DATA FOR PROCESSING:
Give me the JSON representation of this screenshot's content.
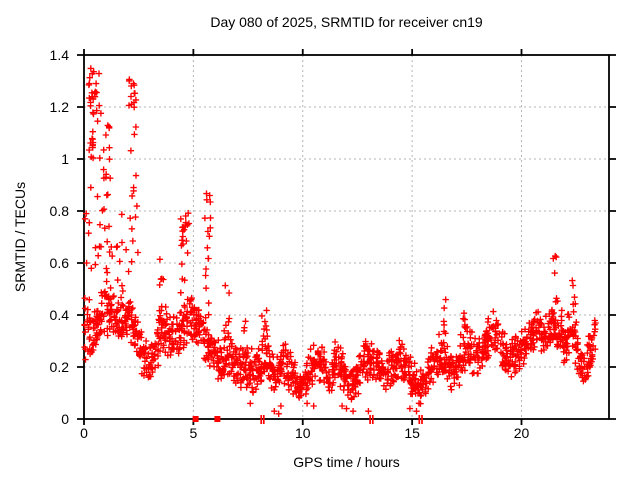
{
  "chart_data": {
    "type": "scatter",
    "title": "Day 080 of 2025, SRMTID for receiver cn19",
    "xlabel": "GPS time / hours",
    "ylabel": "SRMTID / TECUs",
    "xlim": [
      0,
      24
    ],
    "ylim": [
      0,
      1.4
    ],
    "xticks": [
      0,
      5,
      10,
      15,
      20
    ],
    "xtick_labels": [
      "0",
      "5",
      "10",
      "15",
      "20"
    ],
    "yticks": [
      0,
      0.2,
      0.4,
      0.6,
      0.8,
      1.0,
      1.2,
      1.4
    ],
    "ytick_labels": [
      "0",
      "0.2",
      "0.4",
      "0.6",
      "0.8",
      "1",
      "1.2",
      "1.4"
    ],
    "grid": true,
    "legend": "none",
    "marker": "plus",
    "marker_size_px": 7,
    "marker_color": "#ff0000",
    "grid_color": "#b3b3b3",
    "border_color": "#000000",
    "text_color": "#000000",
    "background_color": "#ffffff",
    "seed": 20250080,
    "band_envelope": {
      "comment": "main low-lying noisy band; control points [t_hours, y_min, y_max] read from pixels",
      "points_per_hour": 72,
      "t_ylo_yhi": [
        [
          0.0,
          0.13,
          0.5
        ],
        [
          0.3,
          0.22,
          0.48
        ],
        [
          0.6,
          0.25,
          0.5
        ],
        [
          0.9,
          0.28,
          0.55
        ],
        [
          1.2,
          0.3,
          0.55
        ],
        [
          1.5,
          0.26,
          0.48
        ],
        [
          1.8,
          0.28,
          0.5
        ],
        [
          2.1,
          0.28,
          0.52
        ],
        [
          2.4,
          0.22,
          0.42
        ],
        [
          2.7,
          0.16,
          0.33
        ],
        [
          3.0,
          0.1,
          0.3
        ],
        [
          3.3,
          0.18,
          0.38
        ],
        [
          3.6,
          0.25,
          0.5
        ],
        [
          3.9,
          0.22,
          0.42
        ],
        [
          4.2,
          0.2,
          0.42
        ],
        [
          4.5,
          0.25,
          0.5
        ],
        [
          4.8,
          0.28,
          0.52
        ],
        [
          5.1,
          0.3,
          0.45
        ],
        [
          5.4,
          0.2,
          0.4
        ],
        [
          5.7,
          0.18,
          0.38
        ],
        [
          6.0,
          0.15,
          0.33
        ],
        [
          6.3,
          0.12,
          0.3
        ],
        [
          6.6,
          0.15,
          0.35
        ],
        [
          6.9,
          0.12,
          0.3
        ],
        [
          7.2,
          0.1,
          0.28
        ],
        [
          7.5,
          0.12,
          0.3
        ],
        [
          7.8,
          0.08,
          0.26
        ],
        [
          8.1,
          0.12,
          0.33
        ],
        [
          8.3,
          0.15,
          0.4
        ],
        [
          8.5,
          0.1,
          0.3
        ],
        [
          8.8,
          0.08,
          0.26
        ],
        [
          9.1,
          0.12,
          0.3
        ],
        [
          9.4,
          0.1,
          0.28
        ],
        [
          9.7,
          0.06,
          0.22
        ],
        [
          10.0,
          0.05,
          0.18
        ],
        [
          10.3,
          0.1,
          0.28
        ],
        [
          10.6,
          0.14,
          0.32
        ],
        [
          10.9,
          0.12,
          0.3
        ],
        [
          11.2,
          0.06,
          0.22
        ],
        [
          11.5,
          0.12,
          0.31
        ],
        [
          11.8,
          0.1,
          0.28
        ],
        [
          12.1,
          0.05,
          0.2
        ],
        [
          12.4,
          0.06,
          0.22
        ],
        [
          12.7,
          0.12,
          0.3
        ],
        [
          13.0,
          0.14,
          0.33
        ],
        [
          13.3,
          0.12,
          0.31
        ],
        [
          13.6,
          0.1,
          0.28
        ],
        [
          13.9,
          0.08,
          0.26
        ],
        [
          14.2,
          0.12,
          0.3
        ],
        [
          14.5,
          0.14,
          0.31
        ],
        [
          14.8,
          0.1,
          0.28
        ],
        [
          15.1,
          0.06,
          0.22
        ],
        [
          15.4,
          0.05,
          0.2
        ],
        [
          15.7,
          0.08,
          0.26
        ],
        [
          16.0,
          0.12,
          0.3
        ],
        [
          16.3,
          0.15,
          0.34
        ],
        [
          16.6,
          0.12,
          0.32
        ],
        [
          16.9,
          0.1,
          0.28
        ],
        [
          17.2,
          0.12,
          0.33
        ],
        [
          17.5,
          0.15,
          0.38
        ],
        [
          17.8,
          0.14,
          0.35
        ],
        [
          18.1,
          0.16,
          0.36
        ],
        [
          18.4,
          0.2,
          0.4
        ],
        [
          18.7,
          0.22,
          0.42
        ],
        [
          19.0,
          0.2,
          0.4
        ],
        [
          19.3,
          0.16,
          0.35
        ],
        [
          19.6,
          0.14,
          0.32
        ],
        [
          19.9,
          0.17,
          0.36
        ],
        [
          20.2,
          0.2,
          0.4
        ],
        [
          20.5,
          0.24,
          0.42
        ],
        [
          20.8,
          0.25,
          0.42
        ],
        [
          21.1,
          0.24,
          0.4
        ],
        [
          21.4,
          0.26,
          0.46
        ],
        [
          21.7,
          0.24,
          0.44
        ],
        [
          22.0,
          0.2,
          0.4
        ],
        [
          22.3,
          0.24,
          0.48
        ],
        [
          22.6,
          0.14,
          0.36
        ],
        [
          22.9,
          0.08,
          0.28
        ],
        [
          23.1,
          0.15,
          0.35
        ],
        [
          23.4,
          0.22,
          0.4
        ]
      ]
    },
    "spike_clusters": {
      "comment": "dense vertical columns above the band; [t_center, t_halfwidth, y_min, y_max, n_points]",
      "t_dt_ylo_yhi_n": [
        [
          0.45,
          0.25,
          1.2,
          1.35,
          18
        ],
        [
          0.45,
          0.25,
          0.9,
          1.22,
          16
        ],
        [
          0.5,
          0.3,
          0.55,
          0.92,
          10
        ],
        [
          0.95,
          0.25,
          0.9,
          1.18,
          14
        ],
        [
          1.0,
          0.25,
          0.5,
          0.9,
          10
        ],
        [
          1.3,
          0.25,
          0.45,
          0.7,
          8
        ],
        [
          1.7,
          0.35,
          0.45,
          0.8,
          7
        ],
        [
          2.2,
          0.18,
          1.18,
          1.33,
          13
        ],
        [
          2.28,
          0.15,
          0.85,
          1.18,
          7
        ],
        [
          2.3,
          0.2,
          0.45,
          0.85,
          7
        ],
        [
          3.55,
          0.15,
          0.35,
          0.63,
          9
        ],
        [
          4.6,
          0.2,
          0.7,
          0.8,
          12
        ],
        [
          4.6,
          0.2,
          0.45,
          0.7,
          9
        ],
        [
          5.15,
          0.12,
          0.35,
          0.42,
          10
        ],
        [
          5.65,
          0.15,
          0.7,
          0.87,
          9
        ],
        [
          5.65,
          0.15,
          0.38,
          0.7,
          9
        ],
        [
          6.5,
          0.15,
          0.3,
          0.53,
          8
        ],
        [
          7.3,
          0.1,
          0.25,
          0.38,
          5
        ],
        [
          8.25,
          0.12,
          0.25,
          0.44,
          9
        ],
        [
          16.5,
          0.1,
          0.28,
          0.46,
          6
        ],
        [
          17.4,
          0.08,
          0.33,
          0.48,
          5
        ],
        [
          21.55,
          0.1,
          0.45,
          0.63,
          7
        ],
        [
          22.4,
          0.08,
          0.4,
          0.57,
          6
        ]
      ]
    },
    "outlier_points": [
      [
        0.05,
        0.77
      ],
      [
        0.1,
        0.79
      ],
      [
        0.12,
        0.6
      ],
      [
        7.6,
        0.06
      ],
      [
        8.7,
        0.03
      ],
      [
        8.9,
        0.02
      ],
      [
        9.0,
        0.05
      ],
      [
        10.2,
        0.06
      ],
      [
        10.5,
        0.05
      ],
      [
        11.8,
        0.05
      ],
      [
        12.0,
        0.04
      ],
      [
        12.3,
        0.03
      ],
      [
        13.0,
        0.03
      ],
      [
        14.9,
        0.04
      ],
      [
        15.2,
        0.03
      ]
    ],
    "axis_marks": {
      "comment": "red marks drawn on the y=0 axis line",
      "filled_squares_t": [
        5.1,
        6.1
      ],
      "double_bars_t": [
        8.1,
        8.22,
        13.08,
        13.2,
        15.33,
        15.45
      ]
    }
  }
}
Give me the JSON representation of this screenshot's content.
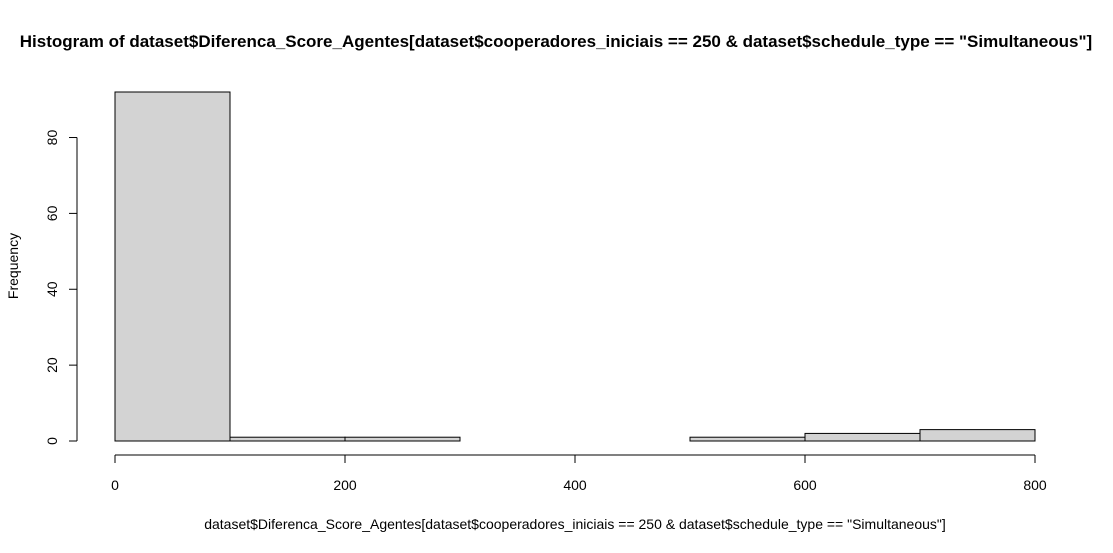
{
  "chart_data": {
    "type": "bar",
    "title": "Histogram of dataset$Diferenca_Score_Agentes[dataset$cooperadores_iniciais == 250 & dataset$schedule_type == \"Simultaneous\"]",
    "xlabel": "dataset$Diferenca_Score_Agentes[dataset$cooperadores_iniciais == 250 & dataset$schedule_type == \"Simultaneous\"]",
    "ylabel": "Frequency",
    "bins": [
      {
        "from": 0,
        "to": 100,
        "count": 92
      },
      {
        "from": 100,
        "to": 200,
        "count": 1
      },
      {
        "from": 200,
        "to": 300,
        "count": 1
      },
      {
        "from": 300,
        "to": 400,
        "count": 0
      },
      {
        "from": 400,
        "to": 500,
        "count": 0
      },
      {
        "from": 500,
        "to": 600,
        "count": 1
      },
      {
        "from": 600,
        "to": 700,
        "count": 2
      },
      {
        "from": 700,
        "to": 800,
        "count": 3
      }
    ],
    "x_ticks": [
      0,
      200,
      400,
      600,
      800
    ],
    "y_ticks": [
      0,
      20,
      40,
      60,
      80
    ],
    "xlim": [
      0,
      800
    ],
    "ylim": [
      0,
      92
    ],
    "bar_color": "#d3d3d3",
    "border_color": "#000000",
    "grid": false,
    "legend": "none"
  }
}
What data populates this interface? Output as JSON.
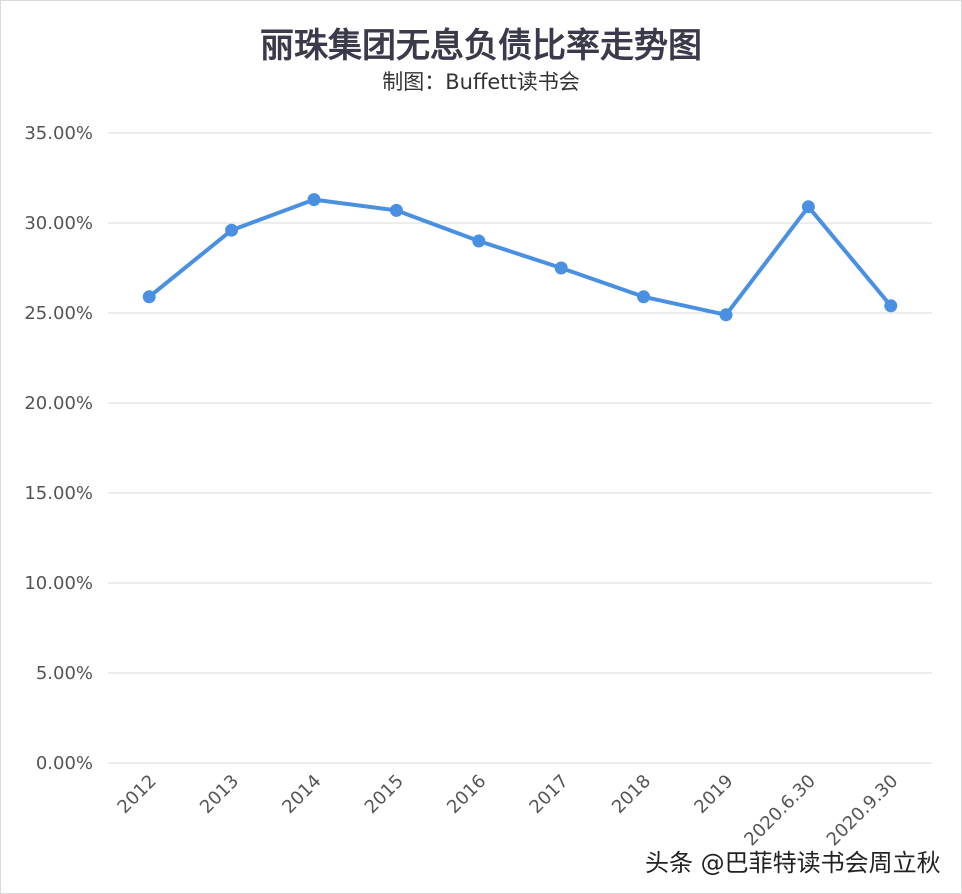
{
  "chart_data": {
    "type": "line",
    "title": "丽珠集团无息负债比率走势图",
    "subtitle": "制图：Buffett读书会",
    "categories": [
      "2012",
      "2013",
      "2014",
      "2015",
      "2016",
      "2017",
      "2018",
      "2019",
      "2020.6.30",
      "2020.9.30"
    ],
    "series": [
      {
        "values": [
          25.9,
          29.6,
          31.3,
          30.7,
          29.0,
          27.5,
          25.9,
          24.9,
          30.9,
          25.4
        ]
      }
    ],
    "ylim": [
      0,
      35
    ],
    "yticks": [
      "0.00%",
      "5.00%",
      "10.00%",
      "15.00%",
      "20.00%",
      "25.00%",
      "30.00%",
      "35.00%"
    ],
    "grid": true,
    "legend": "none",
    "line_color": "#4a90e2"
  },
  "watermark": "头条 @巴菲特读书会周立秋"
}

SET EXERCISE: Take the line containing "What data populates" and every line after it up to the end of the entries, and quote them exactly. Both ends count; the pictures do not.

THE RESPONSE:
What data populates this interface? Output as JSON.
{
  "chart_data": {
    "type": "line",
    "title": "丽珠集团无息负债比率走势图",
    "subtitle": "制图：Buffett读书会",
    "categories": [
      "2012",
      "2013",
      "2014",
      "2015",
      "2016",
      "2017",
      "2018",
      "2019",
      "2020.6.30",
      "2020.9.30"
    ],
    "series": [
      {
        "values": [
          25.9,
          29.6,
          31.3,
          30.7,
          29.0,
          27.5,
          25.9,
          24.9,
          30.9,
          25.4
        ]
      }
    ],
    "ylim": [
      0,
      35
    ],
    "yticks": [
      "0.00%",
      "5.00%",
      "10.00%",
      "15.00%",
      "20.00%",
      "25.00%",
      "30.00%",
      "35.00%"
    ],
    "grid": true,
    "legend": "none",
    "line_color": "#4a90e2"
  },
  "watermark": "头条 @巴菲特读书会周立秋"
}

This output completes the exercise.